* **SET PROBLEM**: Print out the entries below with no edits.

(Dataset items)
--- START ---

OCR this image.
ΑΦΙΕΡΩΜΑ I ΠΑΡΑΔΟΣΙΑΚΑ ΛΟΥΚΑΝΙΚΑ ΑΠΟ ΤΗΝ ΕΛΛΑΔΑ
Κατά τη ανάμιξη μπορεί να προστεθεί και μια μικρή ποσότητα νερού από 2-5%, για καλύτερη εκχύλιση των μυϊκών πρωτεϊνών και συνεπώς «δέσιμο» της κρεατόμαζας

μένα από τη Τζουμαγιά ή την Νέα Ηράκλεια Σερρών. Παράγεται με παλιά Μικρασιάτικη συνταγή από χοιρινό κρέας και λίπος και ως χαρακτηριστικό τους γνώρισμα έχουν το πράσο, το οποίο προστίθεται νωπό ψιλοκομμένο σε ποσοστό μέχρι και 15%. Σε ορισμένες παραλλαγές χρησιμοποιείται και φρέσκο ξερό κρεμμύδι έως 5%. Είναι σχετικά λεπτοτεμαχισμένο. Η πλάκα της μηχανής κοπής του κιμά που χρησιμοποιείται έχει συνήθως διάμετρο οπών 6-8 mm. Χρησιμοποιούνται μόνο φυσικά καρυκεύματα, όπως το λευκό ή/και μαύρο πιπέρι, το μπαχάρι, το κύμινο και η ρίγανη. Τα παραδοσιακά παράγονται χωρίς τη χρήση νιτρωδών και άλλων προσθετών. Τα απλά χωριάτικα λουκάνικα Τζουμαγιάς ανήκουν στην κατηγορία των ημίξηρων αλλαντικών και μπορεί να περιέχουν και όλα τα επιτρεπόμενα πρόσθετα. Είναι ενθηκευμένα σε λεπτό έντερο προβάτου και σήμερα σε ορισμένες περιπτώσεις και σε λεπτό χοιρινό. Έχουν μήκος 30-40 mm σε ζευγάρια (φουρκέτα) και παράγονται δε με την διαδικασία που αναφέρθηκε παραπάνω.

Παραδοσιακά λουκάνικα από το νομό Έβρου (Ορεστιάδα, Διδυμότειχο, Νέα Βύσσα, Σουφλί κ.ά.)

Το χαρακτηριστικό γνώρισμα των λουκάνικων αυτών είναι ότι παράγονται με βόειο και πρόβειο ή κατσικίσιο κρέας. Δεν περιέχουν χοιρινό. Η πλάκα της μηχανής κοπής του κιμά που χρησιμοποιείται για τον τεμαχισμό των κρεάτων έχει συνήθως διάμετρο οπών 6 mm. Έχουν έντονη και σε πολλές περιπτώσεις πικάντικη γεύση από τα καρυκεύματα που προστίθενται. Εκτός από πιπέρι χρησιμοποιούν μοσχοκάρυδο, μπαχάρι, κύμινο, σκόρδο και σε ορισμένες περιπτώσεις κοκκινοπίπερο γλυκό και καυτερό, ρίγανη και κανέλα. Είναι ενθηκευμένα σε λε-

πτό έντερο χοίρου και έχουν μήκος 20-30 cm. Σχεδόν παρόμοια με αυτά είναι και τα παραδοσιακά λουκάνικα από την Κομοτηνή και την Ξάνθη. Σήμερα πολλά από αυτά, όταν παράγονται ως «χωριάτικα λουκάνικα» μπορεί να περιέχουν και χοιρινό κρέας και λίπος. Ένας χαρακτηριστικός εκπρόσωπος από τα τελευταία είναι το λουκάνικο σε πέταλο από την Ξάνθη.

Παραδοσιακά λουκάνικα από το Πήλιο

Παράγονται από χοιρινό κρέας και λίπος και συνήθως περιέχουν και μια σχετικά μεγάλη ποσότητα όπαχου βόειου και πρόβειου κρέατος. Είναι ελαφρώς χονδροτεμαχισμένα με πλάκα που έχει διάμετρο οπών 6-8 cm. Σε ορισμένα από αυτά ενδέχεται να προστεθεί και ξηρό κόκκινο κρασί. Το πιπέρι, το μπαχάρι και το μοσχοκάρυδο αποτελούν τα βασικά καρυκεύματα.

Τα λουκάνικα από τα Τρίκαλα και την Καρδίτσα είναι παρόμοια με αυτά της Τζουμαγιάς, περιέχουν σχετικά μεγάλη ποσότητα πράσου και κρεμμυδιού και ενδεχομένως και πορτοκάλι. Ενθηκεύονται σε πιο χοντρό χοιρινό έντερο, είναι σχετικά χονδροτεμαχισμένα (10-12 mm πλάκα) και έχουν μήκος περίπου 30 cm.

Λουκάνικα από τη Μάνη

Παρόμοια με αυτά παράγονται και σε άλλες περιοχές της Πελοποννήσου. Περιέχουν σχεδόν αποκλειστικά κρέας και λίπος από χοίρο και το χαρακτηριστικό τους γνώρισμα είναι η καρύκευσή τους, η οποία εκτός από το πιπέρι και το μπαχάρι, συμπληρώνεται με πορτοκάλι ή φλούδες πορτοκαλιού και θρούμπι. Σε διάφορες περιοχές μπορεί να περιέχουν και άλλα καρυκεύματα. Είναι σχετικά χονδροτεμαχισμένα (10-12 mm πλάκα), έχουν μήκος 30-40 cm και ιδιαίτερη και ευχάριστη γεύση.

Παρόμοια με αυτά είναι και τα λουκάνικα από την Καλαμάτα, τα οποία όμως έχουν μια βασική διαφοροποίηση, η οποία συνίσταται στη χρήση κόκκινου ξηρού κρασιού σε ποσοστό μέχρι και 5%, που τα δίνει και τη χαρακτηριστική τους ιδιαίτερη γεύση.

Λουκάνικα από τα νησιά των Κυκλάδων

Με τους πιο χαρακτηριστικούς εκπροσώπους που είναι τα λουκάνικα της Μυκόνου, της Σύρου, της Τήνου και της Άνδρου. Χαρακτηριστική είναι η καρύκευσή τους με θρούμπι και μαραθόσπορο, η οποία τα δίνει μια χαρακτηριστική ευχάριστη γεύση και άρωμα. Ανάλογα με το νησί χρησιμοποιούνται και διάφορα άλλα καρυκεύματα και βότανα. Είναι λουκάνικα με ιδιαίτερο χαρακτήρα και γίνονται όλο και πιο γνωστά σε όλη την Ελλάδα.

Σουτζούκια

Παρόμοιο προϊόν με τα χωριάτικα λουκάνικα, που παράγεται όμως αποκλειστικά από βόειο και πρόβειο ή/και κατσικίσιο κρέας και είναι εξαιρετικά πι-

--- END ---

* **FULL ANSWER**:
OCR this image.
ΑΦΙΕΡΩΜΑ I ΠΑΡΑΔΟΣΙΑΚΑ ΛΟΥΚΑΝΙΚΑ ΑΠΟ ΤΗΝ ΕΛΛΑΔΑ
Κατά τη ανάμιξη μπορεί να προστεθεί και μια μικρή ποσότητα νερού από 2-5%, για καλύτερη εκχύλιση των μυϊκών πρωτεϊνών και συνεπώς «δέσιμο» της κρεατόμαζας

μένα από τη Τζουμαγιά ή την Νέα Ηράκλεια Σερρών. Παράγεται με παλιά Μικρασιάτικη συνταγή από χοιρινό κρέας και λίπος και ως χαρακτηριστικό τους γνώρισμα έχουν το πράσο, το οποίο προστίθεται νωπό ψιλοκομμένο σε ποσοστό μέχρι και 15%. Σε ορισμένες παραλλαγές χρησιμοποιείται και φρέσκο ξερό κρεμμύδι έως 5%. Είναι σχετικά λεπτοτεμαχισμένο. Η πλάκα της μηχανής κοπής του κιμά που χρησιμοποιείται έχει συνήθως διάμετρο οπών 6-8 mm. Χρησιμοποιούνται μόνο φυσικά καρυκεύματα, όπως το λευκό ή/και μαύρο πιπέρι, το μπαχάρι, το κύμινο και η ρίγανη. Τα παραδοσιακά παράγονται χωρίς τη χρήση νιτρωδών και άλλων προσθετών. Τα απλά χωριάτικα λουκάνικα Τζουμαγιάς ανήκουν στην κατηγορία των ημίξηρων αλλαντικών και μπορεί να περιέχουν και όλα τα επιτρεπόμενα πρόσθετα. Είναι ενθηκευμένα σε λεπτό έντερο προβάτου και σήμερα σε ορισμένες περιπτώσεις και σε λεπτό χοιρινό. Έχουν μήκος 30-40 mm σε ζευγάρια (φουρκέτα) και παράγονται δε με την διαδικασία που αναφέρθηκε παραπάνω.

Παραδοσιακά λουκάνικα από το νομό Έβρου (Ορεστιάδα, Διδυμότειχο, Νέα Βύσσα, Σουφλί κ.ά.)

Το χαρακτηριστικό γνώρισμα των λουκάνικων αυτών είναι ότι παράγονται με βόειο και πρόβειο ή κατσικίσιο κρέας. Δεν περιέχουν χοιρινό. Η πλάκα της μηχανής κοπής του κιμά που χρησιμοποιείται για τον τεμαχισμό των κρεάτων έχει συνήθως διάμετρο οπών 6 mm. Έχουν έντονη και σε πολλές περιπτώσεις πικάντικη γεύση από τα καρυκεύματα που προστίθενται. Εκτός από πιπέρι χρησιμοποιούν μοσχοκάρυδο, μπαχάρι, κύμινο, σκόρδο και σε ορισμένες περιπτώσεις κοκκινοπίπερο γλυκό και καυτερό, ρίγανη και κανέλα. Είναι ενθηκευμένα σε λε-

πτό έντερο χοίρου και έχουν μήκος 20-30 cm. Σχεδόν παρόμοια με αυτά είναι και τα παραδοσιακά λουκάνικα από την Κομοτηνή και την Ξάνθη. Σήμερα πολλά από αυτά, όταν παράγονται ως «χωριάτικα λουκάνικα» μπορεί να περιέχουν και χοιρινό κρέας και λίπος. Ένας χαρακτηριστικός εκπρόσωπος από τα τελευταία είναι το λουκάνικο σε πέταλο από την Ξάνθη.

Παραδοσιακά λουκάνικα από το Πήλιο

Παράγονται από χοιρινό κρέας και λίπος και συνήθως περιέχουν και μια σχετικά μεγάλη ποσότητα όπαχου βόειου και πρόβειου κρέατος. Είναι ελαφρώς χονδροτεμαχισμένα με πλάκα που έχει διάμετρο οπών 6-8 cm. Σε ορισμένα από αυτά ενδέχεται να προστεθεί και ξηρό κόκκινο κρασί. Το πιπέρι, το μπαχάρι και το μοσχοκάρυδο αποτελούν τα βασικά καρυκεύματα.

Τα λουκάνικα από τα Τρίκαλα και την Καρδίτσα είναι παρόμοια με αυτά της Τζουμαγιάς, περιέχουν σχετικά μεγάλη ποσότητα πράσου και κρεμμυδιού και ενδεχομένως και πορτοκάλι. Ενθηκεύονται σε πιο χοντρό χοιρινό έντερο, είναι σχετικά χονδροτεμαχισμένα (10-12 mm πλάκα) και έχουν μήκος περίπου 30 cm.

Λουκάνικα από τη Μάνη

Παρόμοια με αυτά παράγονται και σε άλλες περιοχές της Πελοποννήσου. Περιέχουν σχεδόν αποκλειστικά κρέας και λίπος από χοίρο και το χαρακτηριστικό τους γνώρισμα είναι η καρύκευσή τους, η οποία εκτός από το πιπέρι και το μπαχάρι, συμπληρώνεται με πορτοκάλι ή φλούδες πορτοκαλιού και θρούμπι. Σε διάφορες περιοχές μπορεί να περιέχουν και άλλα καρυκεύματα. Είναι σχετικά χονδροτεμαχισμένα (10-12 mm πλάκα), έχουν μήκος 30-40 cm και ιδιαίτερη και ευχάριστη γεύση.

Παρόμοια με αυτά είναι και τα λουκάνικα από την Καλαμάτα, τα οποία όμως έχουν μια βασική διαφοροποίηση, η οποία συνίσταται στη χρήση κόκκινου ξηρού κρασιού σε ποσοστό μέχρι και 5%, που τα δίνει και τη χαρακτηριστική τους ιδιαίτερη γεύση.

Λουκάνικα από τα νησιά των Κυκλάδων

Με τους πιο χαρακτηριστικούς εκπροσώπους που είναι τα λουκάνικα της Μυκόνου, της Σύρου, της Τήνου και της Άνδρου. Χαρακτηριστική είναι η καρύκευσή τους με θρούμπι και μαραθόσπορο, η οποία τα δίνει μια χαρακτηριστική ευχάριστη γεύση και άρωμα. Ανάλογα με το νησί χρησιμοποιούνται και διάφορα άλλα καρυκεύματα και βότανα. Είναι λουκάνικα με ιδιαίτερο χαρακτήρα και γίνονται όλο και πιο γνωστά σε όλη την Ελλάδα.

Σουτζούκια

Παρόμοιο προϊόν με τα χωριάτικα λουκάνικα, που παράγεται όμως αποκλειστικά από βόειο και πρόβειο ή/και κατσικίσιο κρέας και είναι εξαιρετικά πι-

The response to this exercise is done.